◆ **Problem statement**
From the entries that follow, pick out all lines holding "PINs".

--- Begin Extracted entries ---

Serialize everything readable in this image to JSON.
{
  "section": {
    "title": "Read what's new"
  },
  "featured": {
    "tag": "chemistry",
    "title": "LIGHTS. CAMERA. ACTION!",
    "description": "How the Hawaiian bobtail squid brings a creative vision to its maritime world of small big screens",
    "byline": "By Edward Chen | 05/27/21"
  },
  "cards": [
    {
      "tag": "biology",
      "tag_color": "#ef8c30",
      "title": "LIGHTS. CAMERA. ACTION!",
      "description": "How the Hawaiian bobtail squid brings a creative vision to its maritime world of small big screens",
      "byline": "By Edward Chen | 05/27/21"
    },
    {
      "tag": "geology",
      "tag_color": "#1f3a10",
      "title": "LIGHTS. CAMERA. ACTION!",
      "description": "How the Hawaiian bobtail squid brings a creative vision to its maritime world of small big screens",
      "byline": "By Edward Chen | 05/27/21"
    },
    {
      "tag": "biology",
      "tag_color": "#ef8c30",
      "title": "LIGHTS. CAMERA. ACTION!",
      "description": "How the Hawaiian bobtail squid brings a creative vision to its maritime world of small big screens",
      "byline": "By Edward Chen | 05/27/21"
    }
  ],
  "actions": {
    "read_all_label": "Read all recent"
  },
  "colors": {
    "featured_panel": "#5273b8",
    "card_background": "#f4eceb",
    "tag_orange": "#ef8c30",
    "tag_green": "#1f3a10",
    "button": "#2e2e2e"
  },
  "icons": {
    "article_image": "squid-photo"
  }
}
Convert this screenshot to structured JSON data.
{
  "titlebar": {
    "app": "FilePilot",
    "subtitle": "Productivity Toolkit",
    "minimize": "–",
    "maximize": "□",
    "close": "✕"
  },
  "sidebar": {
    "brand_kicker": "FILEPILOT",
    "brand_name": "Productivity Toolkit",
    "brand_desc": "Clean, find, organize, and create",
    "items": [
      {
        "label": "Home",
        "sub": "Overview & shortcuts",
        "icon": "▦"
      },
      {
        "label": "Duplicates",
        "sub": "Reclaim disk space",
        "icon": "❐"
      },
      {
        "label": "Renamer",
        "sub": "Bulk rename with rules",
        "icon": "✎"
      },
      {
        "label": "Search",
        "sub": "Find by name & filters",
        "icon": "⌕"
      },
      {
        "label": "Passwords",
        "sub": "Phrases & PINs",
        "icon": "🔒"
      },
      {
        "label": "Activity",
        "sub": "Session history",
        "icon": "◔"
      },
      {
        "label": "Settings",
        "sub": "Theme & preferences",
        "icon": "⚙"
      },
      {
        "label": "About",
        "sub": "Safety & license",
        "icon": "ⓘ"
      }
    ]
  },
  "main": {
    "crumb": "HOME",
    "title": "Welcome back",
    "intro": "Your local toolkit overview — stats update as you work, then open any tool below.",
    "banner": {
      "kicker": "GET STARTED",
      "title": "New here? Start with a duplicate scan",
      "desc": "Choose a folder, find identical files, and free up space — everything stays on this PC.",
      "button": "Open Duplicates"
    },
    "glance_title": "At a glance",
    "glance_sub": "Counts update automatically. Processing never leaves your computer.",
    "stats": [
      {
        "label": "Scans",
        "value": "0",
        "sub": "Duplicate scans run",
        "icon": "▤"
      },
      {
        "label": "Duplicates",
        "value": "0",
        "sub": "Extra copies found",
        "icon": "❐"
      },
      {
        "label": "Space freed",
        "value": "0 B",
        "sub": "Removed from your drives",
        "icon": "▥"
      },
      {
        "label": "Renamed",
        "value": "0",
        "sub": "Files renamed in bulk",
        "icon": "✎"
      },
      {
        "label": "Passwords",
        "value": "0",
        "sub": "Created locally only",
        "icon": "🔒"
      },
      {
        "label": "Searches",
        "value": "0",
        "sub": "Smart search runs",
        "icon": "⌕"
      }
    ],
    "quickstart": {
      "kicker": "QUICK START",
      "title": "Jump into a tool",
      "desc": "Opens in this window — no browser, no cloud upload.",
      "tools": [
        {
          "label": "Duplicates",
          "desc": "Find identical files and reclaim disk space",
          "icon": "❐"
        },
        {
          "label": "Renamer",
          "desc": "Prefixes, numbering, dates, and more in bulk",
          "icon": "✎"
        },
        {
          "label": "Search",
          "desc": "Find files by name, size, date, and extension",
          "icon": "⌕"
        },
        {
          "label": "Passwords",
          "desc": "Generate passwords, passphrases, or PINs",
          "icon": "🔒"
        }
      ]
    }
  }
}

--- End Extracted entries ---

◆ **Correct output**
        "sub": "Phrases & PINs",
          "desc": "Generate passwords, passphrases, or PINs",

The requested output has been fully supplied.